**Task statement:** Copy all lines of the listing that include the string "Paint".

Dataset entries
------------

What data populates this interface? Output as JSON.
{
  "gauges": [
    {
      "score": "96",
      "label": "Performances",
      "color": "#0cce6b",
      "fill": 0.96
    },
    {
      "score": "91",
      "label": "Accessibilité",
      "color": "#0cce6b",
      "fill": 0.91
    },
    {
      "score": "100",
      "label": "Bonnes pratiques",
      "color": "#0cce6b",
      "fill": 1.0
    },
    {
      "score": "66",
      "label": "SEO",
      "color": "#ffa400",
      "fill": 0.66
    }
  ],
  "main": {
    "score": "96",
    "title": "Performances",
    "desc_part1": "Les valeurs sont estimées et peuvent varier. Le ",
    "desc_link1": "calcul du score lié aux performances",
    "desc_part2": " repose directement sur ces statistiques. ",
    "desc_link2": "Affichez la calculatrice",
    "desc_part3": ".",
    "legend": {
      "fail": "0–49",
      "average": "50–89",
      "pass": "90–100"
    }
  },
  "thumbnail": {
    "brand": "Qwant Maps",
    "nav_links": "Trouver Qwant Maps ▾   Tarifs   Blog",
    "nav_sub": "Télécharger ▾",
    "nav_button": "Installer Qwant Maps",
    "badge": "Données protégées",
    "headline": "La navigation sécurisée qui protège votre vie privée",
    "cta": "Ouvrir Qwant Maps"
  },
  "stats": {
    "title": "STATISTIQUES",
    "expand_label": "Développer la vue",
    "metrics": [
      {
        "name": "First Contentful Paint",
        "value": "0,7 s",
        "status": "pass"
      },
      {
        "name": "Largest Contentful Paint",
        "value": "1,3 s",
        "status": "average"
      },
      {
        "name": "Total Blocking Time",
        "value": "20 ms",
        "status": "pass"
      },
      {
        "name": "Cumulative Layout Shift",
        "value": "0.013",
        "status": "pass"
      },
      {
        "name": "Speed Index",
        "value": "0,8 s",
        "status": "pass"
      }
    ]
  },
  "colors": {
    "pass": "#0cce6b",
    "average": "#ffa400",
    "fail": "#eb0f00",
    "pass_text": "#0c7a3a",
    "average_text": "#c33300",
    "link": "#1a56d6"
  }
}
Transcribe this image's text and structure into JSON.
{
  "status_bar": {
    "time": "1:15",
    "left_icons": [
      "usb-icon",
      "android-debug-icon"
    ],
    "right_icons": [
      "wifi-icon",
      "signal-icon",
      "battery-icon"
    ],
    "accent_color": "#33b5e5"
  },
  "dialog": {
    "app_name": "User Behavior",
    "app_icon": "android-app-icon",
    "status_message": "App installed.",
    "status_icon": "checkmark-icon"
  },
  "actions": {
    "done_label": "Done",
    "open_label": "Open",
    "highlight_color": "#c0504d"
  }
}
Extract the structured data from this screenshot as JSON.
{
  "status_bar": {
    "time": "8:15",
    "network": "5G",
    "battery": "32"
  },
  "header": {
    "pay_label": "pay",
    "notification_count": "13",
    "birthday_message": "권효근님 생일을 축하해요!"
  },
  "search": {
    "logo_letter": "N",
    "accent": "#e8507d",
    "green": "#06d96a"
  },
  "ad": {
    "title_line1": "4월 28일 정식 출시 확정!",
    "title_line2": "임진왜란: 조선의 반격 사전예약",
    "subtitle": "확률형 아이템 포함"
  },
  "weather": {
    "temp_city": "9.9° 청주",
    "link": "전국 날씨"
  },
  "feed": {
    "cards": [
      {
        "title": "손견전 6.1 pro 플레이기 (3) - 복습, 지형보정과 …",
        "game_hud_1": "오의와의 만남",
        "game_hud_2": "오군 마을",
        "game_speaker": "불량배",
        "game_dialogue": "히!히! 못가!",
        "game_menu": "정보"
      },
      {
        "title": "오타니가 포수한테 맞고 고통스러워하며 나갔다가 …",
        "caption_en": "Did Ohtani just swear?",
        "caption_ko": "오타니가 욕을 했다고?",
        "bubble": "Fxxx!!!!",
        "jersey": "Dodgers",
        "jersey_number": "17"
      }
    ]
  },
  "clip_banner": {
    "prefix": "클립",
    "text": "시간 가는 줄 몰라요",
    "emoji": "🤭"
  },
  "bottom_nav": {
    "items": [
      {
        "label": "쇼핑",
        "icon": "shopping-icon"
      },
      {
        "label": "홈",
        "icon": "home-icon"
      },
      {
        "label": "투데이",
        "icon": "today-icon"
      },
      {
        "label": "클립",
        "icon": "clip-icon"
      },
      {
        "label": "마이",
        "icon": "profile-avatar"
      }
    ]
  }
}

------------

**Correct result:**
        "name": "First Contentful Paint",
        "name": "Largest Contentful Paint",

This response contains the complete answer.